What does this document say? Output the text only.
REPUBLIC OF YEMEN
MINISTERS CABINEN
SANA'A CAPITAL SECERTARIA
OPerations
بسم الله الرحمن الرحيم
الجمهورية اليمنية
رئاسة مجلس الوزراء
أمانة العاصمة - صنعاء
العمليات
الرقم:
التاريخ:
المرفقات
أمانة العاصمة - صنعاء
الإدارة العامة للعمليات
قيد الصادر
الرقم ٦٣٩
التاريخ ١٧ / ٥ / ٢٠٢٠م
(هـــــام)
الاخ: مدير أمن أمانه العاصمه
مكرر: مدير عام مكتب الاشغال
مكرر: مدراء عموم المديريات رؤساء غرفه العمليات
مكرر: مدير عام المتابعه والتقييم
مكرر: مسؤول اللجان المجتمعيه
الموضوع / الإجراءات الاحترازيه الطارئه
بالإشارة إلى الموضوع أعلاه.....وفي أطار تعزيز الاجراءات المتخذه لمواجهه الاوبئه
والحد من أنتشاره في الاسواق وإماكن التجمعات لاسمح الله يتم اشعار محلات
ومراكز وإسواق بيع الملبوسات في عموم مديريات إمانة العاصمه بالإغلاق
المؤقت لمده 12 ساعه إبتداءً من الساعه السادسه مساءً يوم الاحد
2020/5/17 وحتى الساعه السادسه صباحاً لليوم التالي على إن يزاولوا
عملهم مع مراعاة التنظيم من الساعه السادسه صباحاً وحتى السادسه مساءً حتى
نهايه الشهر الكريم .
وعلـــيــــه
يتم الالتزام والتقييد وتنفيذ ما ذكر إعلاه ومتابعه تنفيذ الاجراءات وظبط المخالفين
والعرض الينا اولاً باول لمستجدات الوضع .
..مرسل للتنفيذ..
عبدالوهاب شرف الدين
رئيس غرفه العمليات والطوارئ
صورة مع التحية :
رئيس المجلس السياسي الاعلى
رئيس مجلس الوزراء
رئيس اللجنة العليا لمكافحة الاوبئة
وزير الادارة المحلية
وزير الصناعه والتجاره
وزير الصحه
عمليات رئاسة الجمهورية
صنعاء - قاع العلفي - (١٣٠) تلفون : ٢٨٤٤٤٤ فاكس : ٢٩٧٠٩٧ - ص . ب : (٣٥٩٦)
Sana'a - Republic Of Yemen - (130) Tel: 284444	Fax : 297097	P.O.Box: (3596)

** Exercise **
Take the entries above and transcribe them in full.

** Output of the exercise **
What does this document say? Output the text only.
REPUBLIC OF YEMEN
MINISTERS CABINEN
SANA'A CAPITAL SECERTARIA
OPerations
بسم الله الرحمن الرحيم
الجمهورية اليمنية
رئاسة مجلس الوزراء
أمانة العاصمة - صنعاء
العمليات
الرقم:
التاريخ:
المرفقات
أمانة العاصمة - صنعاء
الإدارة العامة للعمليات
قيد الصادر
الرقم ٦٣٩
التاريخ ١٧ / ٥ / ٢٠٢٠م
(هـــــام)
الاخ: مدير أمن أمانه العاصمه
مكرر: مدير عام مكتب الاشغال
مكرر: مدراء عموم المديريات رؤساء غرفه العمليات
مكرر: مدير عام المتابعه والتقييم
مكرر: مسؤول اللجان المجتمعيه
الموضوع / الإجراءات الاحترازيه الطارئه
بالإشارة إلى الموضوع أعلاه.....وفي أطار تعزيز الاجراءات المتخذه لمواجهه الاوبئه
والحد من أنتشاره في الاسواق وإماكن التجمعات لاسمح الله يتم اشعار محلات
ومراكز وإسواق بيع الملبوسات في عموم مديريات إمانة العاصمه بالإغلاق
المؤقت لمده 12 ساعه إبتداءً من الساعه السادسه مساءً يوم الاحد
2020/5/17 وحتى الساعه السادسه صباحاً لليوم التالي على إن يزاولوا
عملهم مع مراعاة التنظيم من الساعه السادسه صباحاً وحتى السادسه مساءً حتى
نهايه الشهر الكريم .
وعلـــيــــه
يتم الالتزام والتقييد وتنفيذ ما ذكر إعلاه ومتابعه تنفيذ الاجراءات وظبط المخالفين
والعرض الينا اولاً باول لمستجدات الوضع .
..مرسل للتنفيذ..
عبدالوهاب شرف الدين
رئيس غرفه العمليات والطوارئ
صورة مع التحية :
رئيس المجلس السياسي الاعلى
رئيس مجلس الوزراء
رئيس اللجنة العليا لمكافحة الاوبئة
وزير الادارة المحلية
وزير الصناعه والتجاره
وزير الصحه
عمليات رئاسة الجمهورية
صنعاء - قاع العلفي - (١٣٠) تلفون : ٢٨٤٤٤٤ فاكس : ٢٩٧٠٩٧ - ص . ب : (٣٥٩٦)
Sana'a - Republic Of Yemen - (130) Tel: 284444	Fax : 297097	P.O.Box: (3596)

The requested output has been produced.